## begin PROVIDED ENTRIES

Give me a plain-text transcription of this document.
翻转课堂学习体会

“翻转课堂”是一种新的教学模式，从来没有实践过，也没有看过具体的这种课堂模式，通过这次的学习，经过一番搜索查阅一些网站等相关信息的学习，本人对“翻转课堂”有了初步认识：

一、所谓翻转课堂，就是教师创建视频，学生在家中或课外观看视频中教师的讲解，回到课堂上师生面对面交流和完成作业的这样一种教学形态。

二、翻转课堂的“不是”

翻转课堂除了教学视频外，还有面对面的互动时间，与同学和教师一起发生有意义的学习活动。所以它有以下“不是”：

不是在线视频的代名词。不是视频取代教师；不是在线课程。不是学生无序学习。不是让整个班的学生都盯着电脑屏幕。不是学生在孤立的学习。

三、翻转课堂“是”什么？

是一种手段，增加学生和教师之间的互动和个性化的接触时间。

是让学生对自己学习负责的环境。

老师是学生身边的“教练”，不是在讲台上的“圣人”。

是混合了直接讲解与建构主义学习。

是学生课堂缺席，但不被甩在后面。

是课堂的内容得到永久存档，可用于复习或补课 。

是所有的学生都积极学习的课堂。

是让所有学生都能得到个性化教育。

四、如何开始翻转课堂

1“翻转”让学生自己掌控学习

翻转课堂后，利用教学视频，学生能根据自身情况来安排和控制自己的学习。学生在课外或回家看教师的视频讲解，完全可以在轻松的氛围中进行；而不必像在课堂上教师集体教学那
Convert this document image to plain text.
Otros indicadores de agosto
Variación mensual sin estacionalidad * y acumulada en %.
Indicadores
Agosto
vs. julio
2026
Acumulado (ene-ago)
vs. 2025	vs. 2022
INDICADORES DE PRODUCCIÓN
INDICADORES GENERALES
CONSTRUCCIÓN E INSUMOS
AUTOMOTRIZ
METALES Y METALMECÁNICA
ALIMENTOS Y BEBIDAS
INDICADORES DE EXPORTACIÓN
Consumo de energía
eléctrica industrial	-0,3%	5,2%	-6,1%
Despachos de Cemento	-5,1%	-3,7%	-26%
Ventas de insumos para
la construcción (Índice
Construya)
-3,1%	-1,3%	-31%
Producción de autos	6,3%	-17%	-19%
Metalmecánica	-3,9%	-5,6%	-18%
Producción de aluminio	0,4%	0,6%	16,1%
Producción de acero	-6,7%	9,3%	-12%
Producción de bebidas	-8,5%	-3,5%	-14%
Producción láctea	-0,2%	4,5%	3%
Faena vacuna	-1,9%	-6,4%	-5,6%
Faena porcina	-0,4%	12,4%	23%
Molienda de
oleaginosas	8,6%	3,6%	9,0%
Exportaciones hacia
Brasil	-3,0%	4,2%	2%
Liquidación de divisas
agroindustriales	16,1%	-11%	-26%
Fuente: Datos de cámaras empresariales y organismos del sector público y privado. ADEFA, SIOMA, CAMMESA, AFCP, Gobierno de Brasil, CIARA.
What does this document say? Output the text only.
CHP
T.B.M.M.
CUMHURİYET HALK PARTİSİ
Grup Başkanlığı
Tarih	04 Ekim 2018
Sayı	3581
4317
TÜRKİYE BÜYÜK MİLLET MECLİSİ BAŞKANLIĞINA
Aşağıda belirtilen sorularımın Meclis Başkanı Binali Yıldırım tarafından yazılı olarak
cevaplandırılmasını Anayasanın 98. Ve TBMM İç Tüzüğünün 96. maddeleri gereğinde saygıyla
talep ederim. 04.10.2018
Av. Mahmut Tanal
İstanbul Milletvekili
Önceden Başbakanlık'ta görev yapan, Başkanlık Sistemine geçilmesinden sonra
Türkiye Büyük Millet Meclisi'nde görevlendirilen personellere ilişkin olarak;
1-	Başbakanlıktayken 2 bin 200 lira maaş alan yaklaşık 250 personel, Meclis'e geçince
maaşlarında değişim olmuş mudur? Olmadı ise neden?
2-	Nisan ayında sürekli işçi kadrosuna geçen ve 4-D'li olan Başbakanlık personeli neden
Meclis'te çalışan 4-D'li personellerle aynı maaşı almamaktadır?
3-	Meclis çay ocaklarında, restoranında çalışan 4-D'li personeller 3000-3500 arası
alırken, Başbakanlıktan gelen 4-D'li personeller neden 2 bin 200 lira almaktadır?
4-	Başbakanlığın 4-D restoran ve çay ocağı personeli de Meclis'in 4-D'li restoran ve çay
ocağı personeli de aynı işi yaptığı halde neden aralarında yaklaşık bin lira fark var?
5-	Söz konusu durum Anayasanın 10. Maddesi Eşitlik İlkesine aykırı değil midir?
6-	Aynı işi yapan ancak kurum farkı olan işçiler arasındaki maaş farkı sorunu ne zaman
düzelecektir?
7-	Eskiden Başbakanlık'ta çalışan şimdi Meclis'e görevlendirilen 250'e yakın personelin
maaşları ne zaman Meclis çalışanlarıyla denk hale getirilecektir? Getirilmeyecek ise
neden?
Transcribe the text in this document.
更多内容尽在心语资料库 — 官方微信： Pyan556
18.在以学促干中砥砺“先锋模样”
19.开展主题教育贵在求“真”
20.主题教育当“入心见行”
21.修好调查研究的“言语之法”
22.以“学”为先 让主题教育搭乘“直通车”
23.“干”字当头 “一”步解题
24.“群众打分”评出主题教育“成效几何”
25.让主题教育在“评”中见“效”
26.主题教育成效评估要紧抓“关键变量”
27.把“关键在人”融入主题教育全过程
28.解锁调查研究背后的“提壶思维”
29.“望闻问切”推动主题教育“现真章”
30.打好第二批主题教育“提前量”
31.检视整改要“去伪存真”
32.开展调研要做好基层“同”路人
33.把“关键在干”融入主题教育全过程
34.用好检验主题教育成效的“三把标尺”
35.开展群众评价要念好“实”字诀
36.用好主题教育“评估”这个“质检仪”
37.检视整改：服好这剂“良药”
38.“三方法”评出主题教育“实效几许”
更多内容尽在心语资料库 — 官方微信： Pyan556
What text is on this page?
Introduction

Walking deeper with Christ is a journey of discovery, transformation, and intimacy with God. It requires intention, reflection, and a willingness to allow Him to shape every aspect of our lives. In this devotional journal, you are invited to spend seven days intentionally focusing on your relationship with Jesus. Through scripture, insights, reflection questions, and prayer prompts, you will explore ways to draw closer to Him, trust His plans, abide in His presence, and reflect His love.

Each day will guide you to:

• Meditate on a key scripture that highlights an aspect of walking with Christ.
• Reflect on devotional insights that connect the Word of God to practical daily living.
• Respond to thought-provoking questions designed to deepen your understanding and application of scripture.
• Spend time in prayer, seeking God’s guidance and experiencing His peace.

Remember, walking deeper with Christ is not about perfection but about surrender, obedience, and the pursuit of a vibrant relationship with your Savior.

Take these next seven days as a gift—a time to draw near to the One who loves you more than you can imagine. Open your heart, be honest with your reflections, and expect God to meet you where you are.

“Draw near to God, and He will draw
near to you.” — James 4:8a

## end PROVIDED ENTRIES

▶ [AIM] Each line of the material should be echoed exactly.

▶ [REPLY]
Give me a plain-text transcription of this document.
翻转课堂学习体会

“翻转课堂”是一种新的教学模式，从来没有实践过，也没有看过具体的这种课堂模式，通过这次的学习，经过一番搜索查阅一些网站等相关信息的学习，本人对“翻转课堂”有了初步认识：

一、所谓翻转课堂，就是教师创建视频，学生在家中或课外观看视频中教师的讲解，回到课堂上师生面对面交流和完成作业的这样一种教学形态。

二、翻转课堂的“不是”

翻转课堂除了教学视频外，还有面对面的互动时间，与同学和教师一起发生有意义的学习活动。所以它有以下“不是”：

不是在线视频的代名词。不是视频取代教师；不是在线课程。不是学生无序学习。不是让整个班的学生都盯着电脑屏幕。不是学生在孤立的学习。

三、翻转课堂“是”什么？

是一种手段，增加学生和教师之间的互动和个性化的接触时间。

是让学生对自己学习负责的环境。

老师是学生身边的“教练”，不是在讲台上的“圣人”。

是混合了直接讲解与建构主义学习。

是学生课堂缺席，但不被甩在后面。

是课堂的内容得到永久存档，可用于复习或补课 。

是所有的学生都积极学习的课堂。

是让所有学生都能得到个性化教育。

四、如何开始翻转课堂

1“翻转”让学生自己掌控学习

翻转课堂后，利用教学视频，学生能根据自身情况来安排和控制自己的学习。学生在课外或回家看教师的视频讲解，完全可以在轻松的氛围中进行；而不必像在课堂上教师集体教学那
Convert this document image to plain text.
Otros indicadores de agosto
Variación mensual sin estacionalidad * y acumulada en %.
Indicadores
Agosto
vs. julio
2026
Acumulado (ene-ago)
vs. 2025	vs. 2022
INDICADORES DE PRODUCCIÓN
INDICADORES GENERALES
CONSTRUCCIÓN E INSUMOS
AUTOMOTRIZ
METALES Y METALMECÁNICA
ALIMENTOS Y BEBIDAS
INDICADORES DE EXPORTACIÓN
Consumo de energía
eléctrica industrial	-0,3%	5,2%	-6,1%
Despachos de Cemento	-5,1%	-3,7%	-26%
Ventas de insumos para
la construcción (Índice
Construya)
-3,1%	-1,3%	-31%
Producción de autos	6,3%	-17%	-19%
Metalmecánica	-3,9%	-5,6%	-18%
Producción de aluminio	0,4%	0,6%	16,1%
Producción de acero	-6,7%	9,3%	-12%
Producción de bebidas	-8,5%	-3,5%	-14%
Producción láctea	-0,2%	4,5%	3%
Faena vacuna	-1,9%	-6,4%	-5,6%
Faena porcina	-0,4%	12,4%	23%
Molienda de
oleaginosas	8,6%	3,6%	9,0%
Exportaciones hacia
Brasil	-3,0%	4,2%	2%
Liquidación de divisas
agroindustriales	16,1%	-11%	-26%
Fuente: Datos de cámaras empresariales y organismos del sector público y privado. ADEFA, SIOMA, CAMMESA, AFCP, Gobierno de Brasil, CIARA.
What does this document say? Output the text only.
CHP
T.B.M.M.
CUMHURİYET HALK PARTİSİ
Grup Başkanlığı
Tarih	04 Ekim 2018
Sayı	3581
4317
TÜRKİYE BÜYÜK MİLLET MECLİSİ BAŞKANLIĞINA
Aşağıda belirtilen sorularımın Meclis Başkanı Binali Yıldırım tarafından yazılı olarak
cevaplandırılmasını Anayasanın 98. Ve TBMM İç Tüzüğünün 96. maddeleri gereğinde saygıyla
talep ederim. 04.10.2018
Av. Mahmut Tanal
İstanbul Milletvekili
Önceden Başbakanlık'ta görev yapan, Başkanlık Sistemine geçilmesinden sonra
Türkiye Büyük Millet Meclisi'nde görevlendirilen personellere ilişkin olarak;
1-	Başbakanlıktayken 2 bin 200 lira maaş alan yaklaşık 250 personel, Meclis'e geçince
maaşlarında değişim olmuş mudur? Olmadı ise neden?
2-	Nisan ayında sürekli işçi kadrosuna geçen ve 4-D'li olan Başbakanlık personeli neden
Meclis'te çalışan 4-D'li personellerle aynı maaşı almamaktadır?
3-	Meclis çay ocaklarında, restoranında çalışan 4-D'li personeller 3000-3500 arası
alırken, Başbakanlıktan gelen 4-D'li personeller neden 2 bin 200 lira almaktadır?
4-	Başbakanlığın 4-D restoran ve çay ocağı personeli de Meclis'in 4-D'li restoran ve çay
ocağı personeli de aynı işi yaptığı halde neden aralarında yaklaşık bin lira fark var?
5-	Söz konusu durum Anayasanın 10. Maddesi Eşitlik İlkesine aykırı değil midir?
6-	Aynı işi yapan ancak kurum farkı olan işçiler arasındaki maaş farkı sorunu ne zaman
düzelecektir?
7-	Eskiden Başbakanlık'ta çalışan şimdi Meclis'e görevlendirilen 250'e yakın personelin
maaşları ne zaman Meclis çalışanlarıyla denk hale getirilecektir? Getirilmeyecek ise
neden?
Transcribe the text in this document.
更多内容尽在心语资料库 — 官方微信： Pyan556
18.在以学促干中砥砺“先锋模样”
19.开展主题教育贵在求“真”
20.主题教育当“入心见行”
21.修好调查研究的“言语之法”
22.以“学”为先 让主题教育搭乘“直通车”
23.“干”字当头 “一”步解题
24.“群众打分”评出主题教育“成效几何”
25.让主题教育在“评”中见“效”
26.主题教育成效评估要紧抓“关键变量”
27.把“关键在人”融入主题教育全过程
28.解锁调查研究背后的“提壶思维”
29.“望闻问切”推动主题教育“现真章”
30.打好第二批主题教育“提前量”
31.检视整改要“去伪存真”
32.开展调研要做好基层“同”路人
33.把“关键在干”融入主题教育全过程
34.用好检验主题教育成效的“三把标尺”
35.开展群众评价要念好“实”字诀
36.用好主题教育“评估”这个“质检仪”
37.检视整改：服好这剂“良药”
38.“三方法”评出主题教育“实效几许”
更多内容尽在心语资料库 — 官方微信： Pyan556
What text is on this page?
Introduction

Walking deeper with Christ is a journey of discovery, transformation, and intimacy with God. It requires intention, reflection, and a willingness to allow Him to shape every aspect of our lives. In this devotional journal, you are invited to spend seven days intentionally focusing on your relationship with Jesus. Through scripture, insights, reflection questions, and prayer prompts, you will explore ways to draw closer to Him, trust His plans, abide in His presence, and reflect His love.

Each day will guide you to:

• Meditate on a key scripture that highlights an aspect of walking with Christ.
• Reflect on devotional insights that connect the Word of God to practical daily living.
• Respond to thought-provoking questions designed to deepen your understanding and application of scripture.
• Spend time in prayer, seeking God’s guidance and experiencing His peace.

Remember, walking deeper with Christ is not about perfection but about surrender, obedience, and the pursuit of a vibrant relationship with your Savior.

Take these next seven days as a gift—a time to draw near to the One who loves you more than you can imagine. Open your heart, be honest with your reflections, and expect God to meet you where you are.

“Draw near to God, and He will draw
near to you.” — James 4:8a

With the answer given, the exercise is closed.